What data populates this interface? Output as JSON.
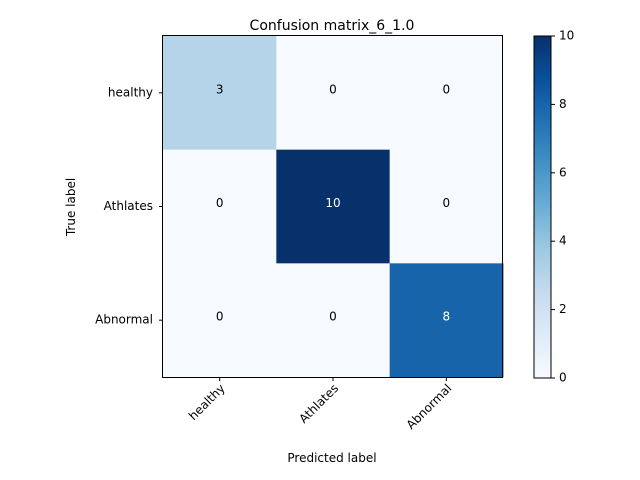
{
  "chart_data": {
    "type": "heatmap",
    "title": "Confusion matrix_6_1.0",
    "xlabel": "Predicted label",
    "ylabel": "True label",
    "x_categories": [
      "healthy",
      "Athlates",
      "Abnormal"
    ],
    "y_categories": [
      "healthy",
      "Athlates",
      "Abnormal"
    ],
    "values": [
      [
        3,
        0,
        0
      ],
      [
        0,
        10,
        0
      ],
      [
        0,
        0,
        8
      ]
    ],
    "colorbar": {
      "range": [
        0,
        10
      ],
      "ticks": [
        0,
        2,
        4,
        6,
        8,
        10
      ],
      "colormap": "Blues"
    },
    "grid": false
  }
}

THE PROBLEM: Copy every record above exactly, leaving out the pictures.

EXERCISE ANSWER:
What data populates this interface? Output as JSON.
{
  "chart_data": {
    "type": "heatmap",
    "title": "Confusion matrix_6_1.0",
    "xlabel": "Predicted label",
    "ylabel": "True label",
    "x_categories": [
      "healthy",
      "Athlates",
      "Abnormal"
    ],
    "y_categories": [
      "healthy",
      "Athlates",
      "Abnormal"
    ],
    "values": [
      [
        3,
        0,
        0
      ],
      [
        0,
        10,
        0
      ],
      [
        0,
        0,
        8
      ]
    ],
    "colorbar": {
      "range": [
        0,
        10
      ],
      "ticks": [
        0,
        2,
        4,
        6,
        8,
        10
      ],
      "colormap": "Blues"
    },
    "grid": false
  }
}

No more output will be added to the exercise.